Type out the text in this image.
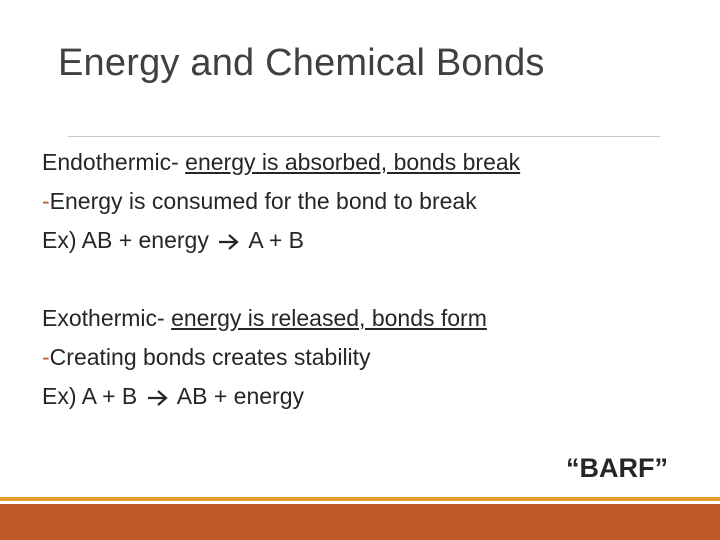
Energy and Chemical Bonds
Endothermic- energy is absorbed, bonds break
-Energy is consumed for the bond to break
Ex) AB + energy  A + B
Exothermic- energy is released, bonds form
-Creating bonds creates stability
Ex) A + B  AB + energy
“BARF”
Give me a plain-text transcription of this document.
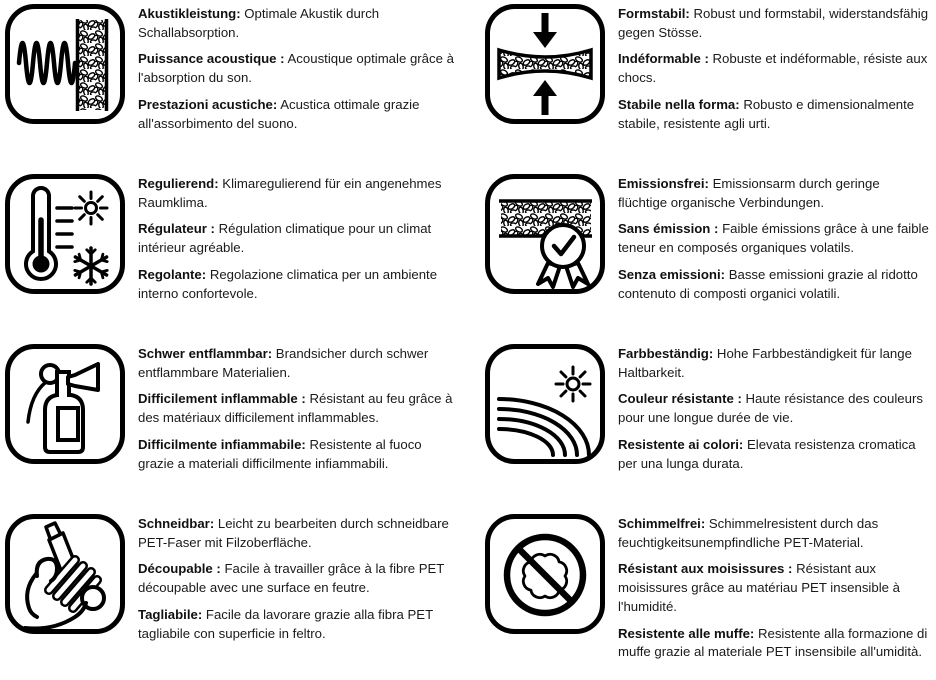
Akustikleistung: Optimale Akustik durch Schallabsorption.

Puissance acoustique : Acoustique optimale grâce à l'absorption du son.

Prestazioni acustiche: Acustica ottimale grazie all'assorbimento del suono.

Formstabil: Robust und formstabil, widerstandsfähig gegen Stösse.

Indéformable : Robuste et indéformable, résiste aux chocs.

Stabile nella forma: Robusto e dimensionalmente stabile, resistente agli urti.

Regulierend: Klimaregulierend für ein angenehmes Raumklima.

Régulateur : Régulation climatique pour un climat intérieur agréable.

Regolante: Regolazione climatica per un ambiente interno confortevole.

Emissionsfrei: Emissionsarm durch geringe flüchtige organische Verbindungen.

Sans émission : Faible émissions grâce à une faible teneur en composés organiques volatils.

Senza emissioni: Basse emissioni grazie al ridotto contenuto di composti organici volatili.

Schwer entflammbar: Brandsicher durch schwer entflammbare Materialien.

Difficilement inflammable : Résistant au feu grâce à des matériaux difficilement inflammables.

Difficilmente infiammabile: Resistente al fuoco grazie a materiali difficilmente infiammabili.

Farbbeständig: Hohe Farbbeständigkeit für lange Haltbarkeit.

Couleur résistante : Haute résistance des couleurs pour une longue durée de vie.

Resistente ai colori: Elevata resistenza cromatica per una lunga durata.

Schneidbar: Leicht zu bearbeiten durch schneidbare PET-Faser mit Filzoberfläche.

Découpable : Facile à travailler grâce à la fibre PET découpable avec une surface en feutre.

Tagliabile: Facile da lavorare grazie alla fibra PET tagliabile con superficie in feltro.

Schimmelfrei: Schimmelresistent durch das feuchtigkeitsunempfindliche PET-Material.

Résistant aux moisissures : Résistant aux moisissures grâce au matériau PET insensible à l'humidité.

Resistente alle muffe: Resistente alla formazione di muffe grazie al materiale PET insensibile all'umidità.
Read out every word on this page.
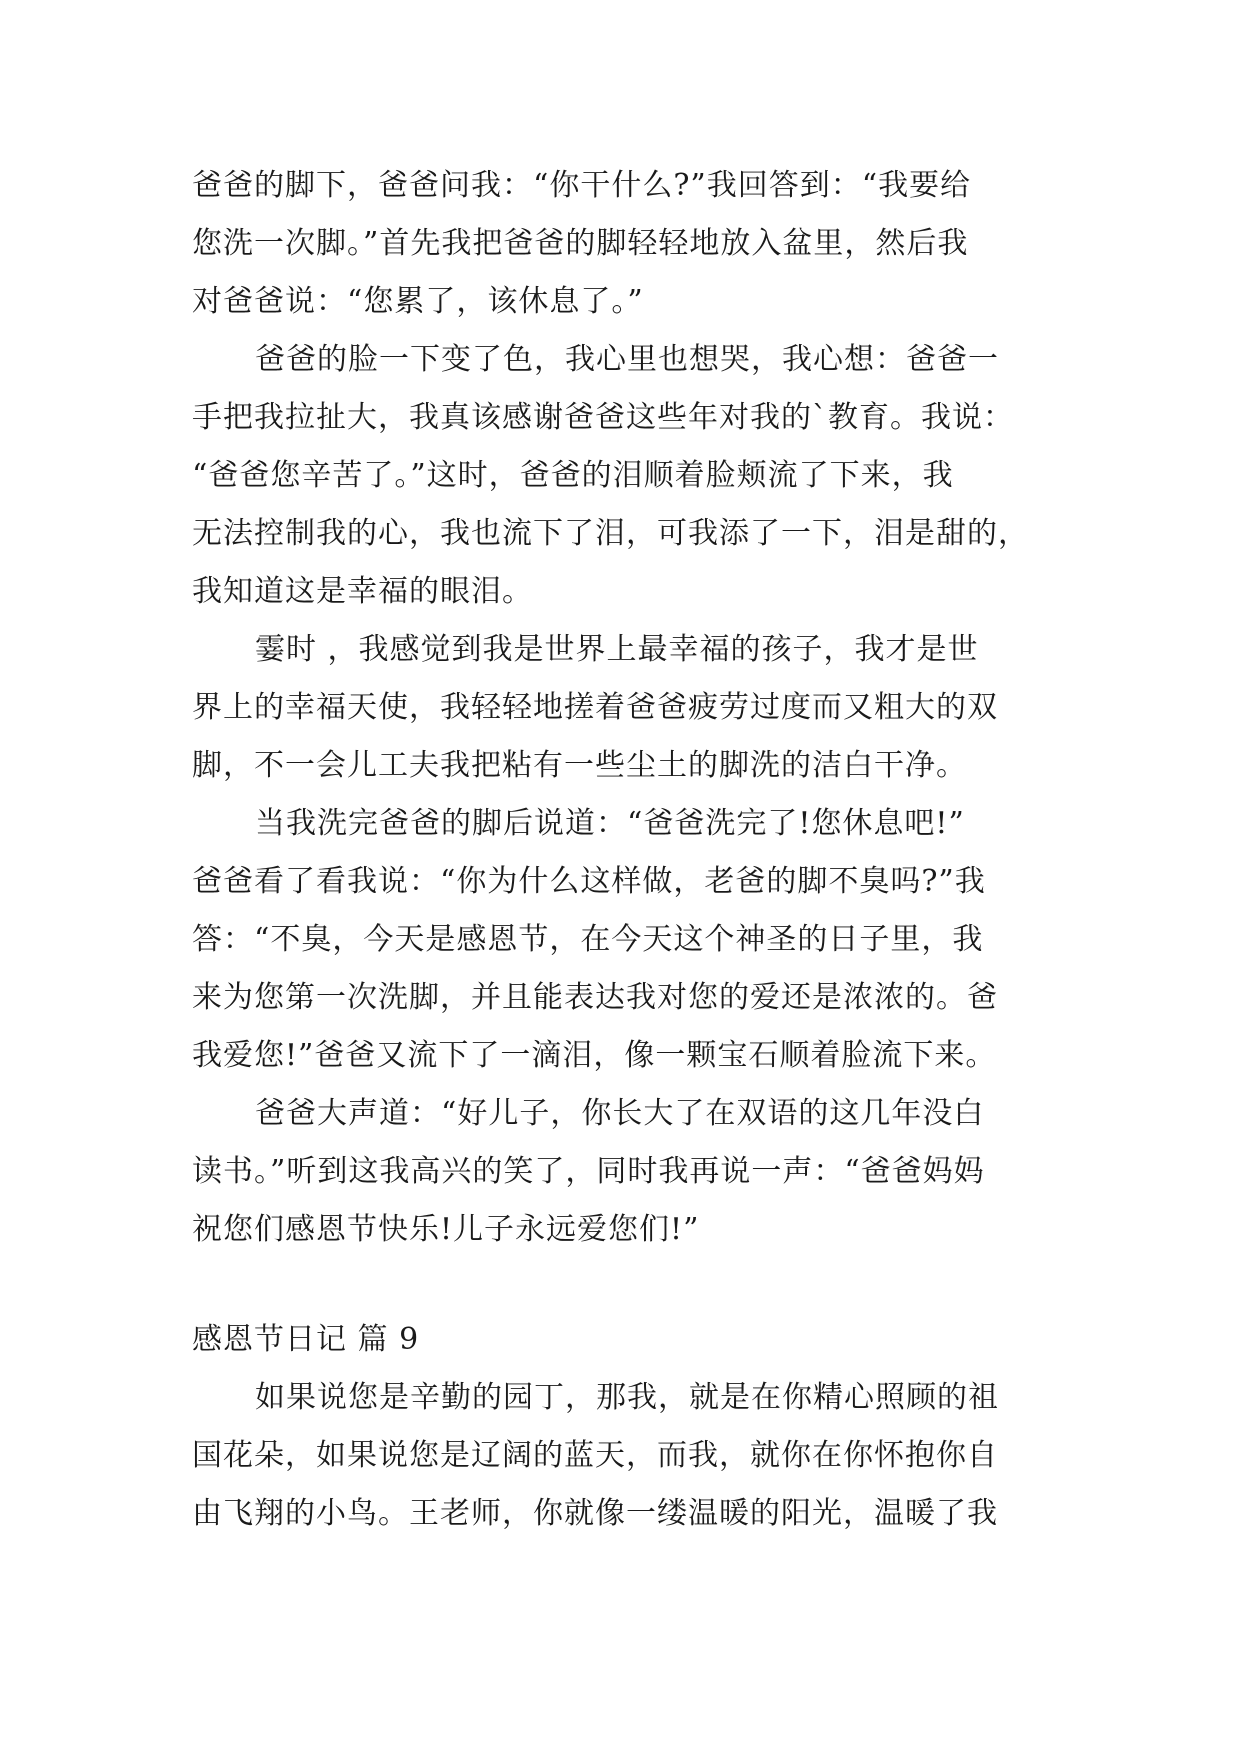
爸爸的脚下，爸爸问我：“你干什么?”我回答到：“我要给
您洗一次脚。”首先我把爸爸的脚轻轻地放入盆里，然后我
对爸爸说：“您累了，该休息了。”
爸爸的脸一下变了色，我心里也想哭，我心想：爸爸一
手把我拉扯大，我真该感谢爸爸这些年对我的`教育。我说：
“爸爸您辛苦了。”这时，爸爸的泪顺着脸颊流了下来，我
无法控制我的心，我也流下了泪，可我添了一下，泪是甜的，
我知道这是幸福的眼泪。
霎时 ，我感觉到我是世界上最幸福的孩子，我才是世
界上的幸福天使，我轻轻地搓着爸爸疲劳过度而又粗大的双
脚，不一会儿工夫我把粘有一些尘土的脚洗的洁白干净。
当我洗完爸爸的脚后说道：“爸爸洗完了!您休息吧!”
爸爸看了看我说：“你为什么这样做，老爸的脚不臭吗?”我
答：“不臭，今天是感恩节，在今天这个神圣的日子里，我
来为您第一次洗脚，并且能表达我对您的爱还是浓浓的。爸
我爱您!”爸爸又流下了一滴泪，像一颗宝石顺着脸流下来。
爸爸大声道：“好儿子，你长大了在双语的这几年没白
读书。”听到这我高兴的笑了，同时我再说一声：“爸爸妈妈
祝您们感恩节快乐!儿子永远爱您们!”
感恩节日记 篇 9
如果说您是辛勤的园丁，那我，就是在你精心照顾的祖
国花朵，如果说您是辽阔的蓝天，而我，就你在你怀抱你自
由飞翔的小鸟。王老师，你就像一缕温暖的阳光，温暖了我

Given request
From the records above, report the count of lines containing "break" and nothing more.

Solution below
2